Goal of the exercise —
Output the lines from the one containing "body-paragraph-1: In 1875" up to and including the one containing "478, 666, 740]", reproducing each exactly.

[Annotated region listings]
[start]

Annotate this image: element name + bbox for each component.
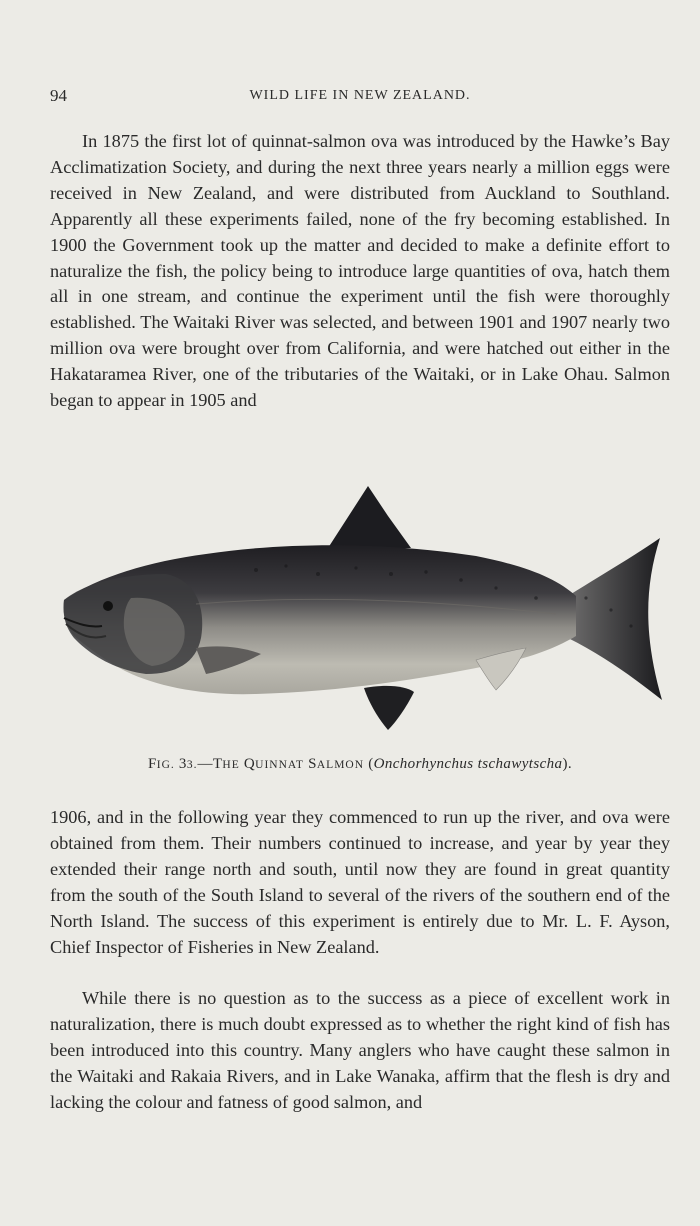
body-paragraph-1: In 1875 the first lot of quinnat-salmon ova was introduced by the Hawke’s Bay Acclimatization Society, and during the next three years nearly a million eggs were received in New Zealand, and were distributed from Auckland to Southland. Apparently all these experiments failed, none of the fry becoming established. In 1900 the Government took up the matter and decided to make a definite effort to naturalize the fish, the policy being to introduce large quantities of ova, hatch them all in one stream, and continue the experiment until the fish were thoroughly established. The Waitaki River was selected, and between 1901 and 1907 nearly two million ova were brought over from California, and were hatched out either in the Hakataramea River, one of the tributaries of the Waitaki, or in Lake Ohau. Salmon began to appear in 1905 and	[50, 131, 670, 411]
pelvic-fin	[364, 686, 414, 730]
caption-dash: —	[197, 756, 213, 772]
page-number: 94	[50, 86, 67, 105]
running-head	[50, 86, 670, 110]
figure-title: THE QUINNAT SALMON	[212, 756, 365, 772]
figure-label: FIG. 33.	[147, 756, 198, 772]
body-paragraph-2: 1906, and in the following year they commenced to run up the river, and ova were obtained from them. Their numbers continued to increase, and year by year they extended their range north and south, until now they are found in great quantity from the south of the South Island to several of the rivers of the southern end of the North Island. The success of this experiment is entirely due to Mr. L. F. Ayson, Chief Inspector of Fisheries in New Zealand.	[50, 807, 670, 957]
tail-fin	[568, 538, 662, 700]
figure-caption	[50, 756, 670, 773]
caption-close-paren: ).	[562, 756, 572, 772]
caption-open-paren: (	[364, 756, 374, 772]
running-title: WILD LIFE IN NEW ZEALAND.	[249, 88, 471, 103]
dorsal-fin	[328, 486, 411, 548]
species-name: Onchorhynchus tschawytscha	[373, 756, 563, 772]
salmon-illustration	[56, 478, 666, 740]
body-paragraph-3: While there is no question as to the success as a piece of excellent work in naturalization, there is much doubt expressed as to whether the right kind of fish has been introduced into this country. Many anglers who have caught these salmon in the Waitaki and Rakaia Rivers, and in Lake Wanaka, affirm that the flesh is dry and lacking the colour and fatness of good salmon, and	[50, 988, 670, 1112]
fish-eye	[103, 601, 113, 611]
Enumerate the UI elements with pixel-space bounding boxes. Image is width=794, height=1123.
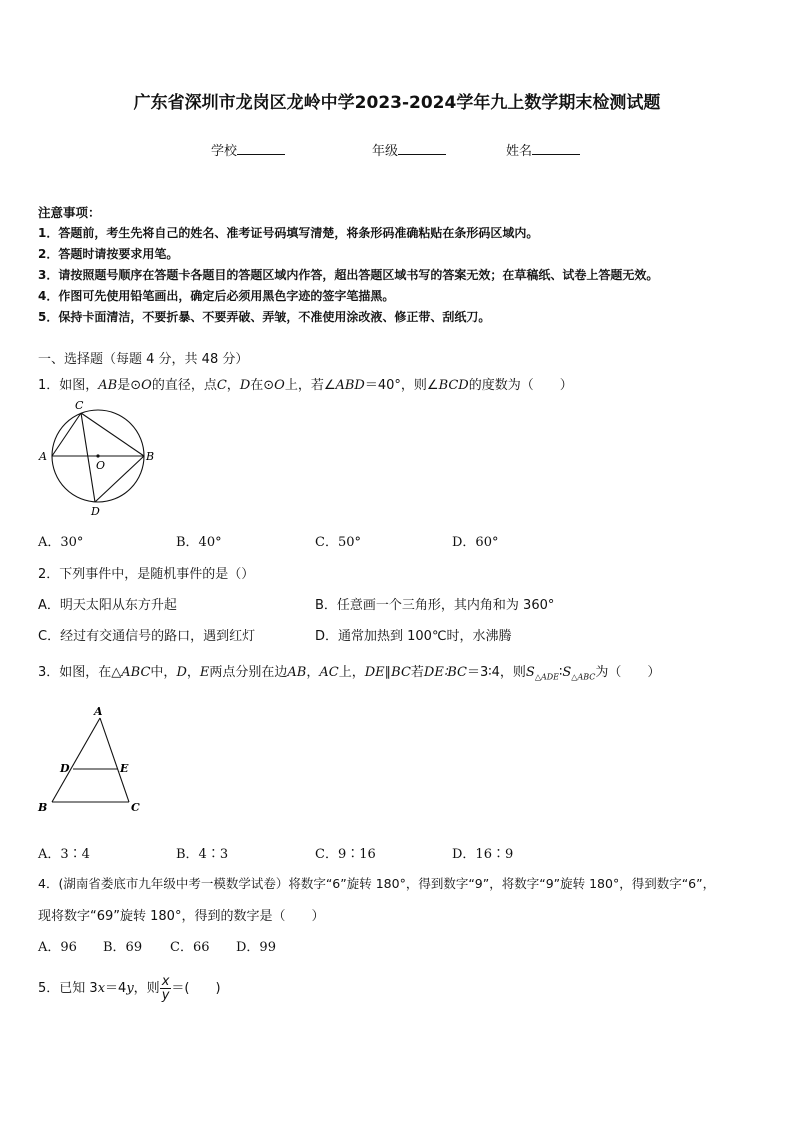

[end]

Completed task —
body-paragraph-1: In 1875 the first lot of quinnat-salmon ova was introduced by the Hawke’s Bay Acclimatization Society, and during the next three years nearly a million eggs were received in New Zealand, and were distributed from Auckland to Southland. Apparently all these experiments failed, none of the fry becoming established. In 1900 the Government took up the matter and decided to make a definite effort to naturalize the fish, the policy being to introduce large quantities of ova, hatch them all in one stream, and continue the experiment until the fish were thoroughly established. The Waitaki River was selected, and between 1901 and 1907 nearly two million ova were brought over from California, and were hatched out either in the Hakataramea River, one of the tributaries of the Waitaki, or in Lake Ohau. Salmon began to appear in 1905 and	[50, 131, 670, 411]
pelvic-fin	[364, 686, 414, 730]
caption-dash: —	[197, 756, 213, 772]
page-number: 94	[50, 86, 67, 105]
running-head	[50, 86, 670, 110]
figure-title: THE QUINNAT SALMON	[212, 756, 365, 772]
figure-label: FIG. 33.	[147, 756, 198, 772]
body-paragraph-2: 1906, and in the following year they commenced to run up the river, and ova were obtained from them. Their numbers continued to increase, and year by year they extended their range north and south, until now they are found in great quantity from the south of the South Island to several of the rivers of the southern end of the North Island. The success of this experiment is entirely due to Mr. L. F. Ayson, Chief Inspector of Fisheries in New Zealand.	[50, 807, 670, 957]
tail-fin	[568, 538, 662, 700]
figure-caption	[50, 756, 670, 773]
caption-close-paren: ).	[562, 756, 572, 772]
caption-open-paren: (	[364, 756, 374, 772]
running-title: WILD LIFE IN NEW ZEALAND.	[249, 88, 471, 103]
dorsal-fin	[328, 486, 411, 548]
species-name: Onchorhynchus tschawytscha	[373, 756, 563, 772]
salmon-illustration	[56, 478, 666, 740]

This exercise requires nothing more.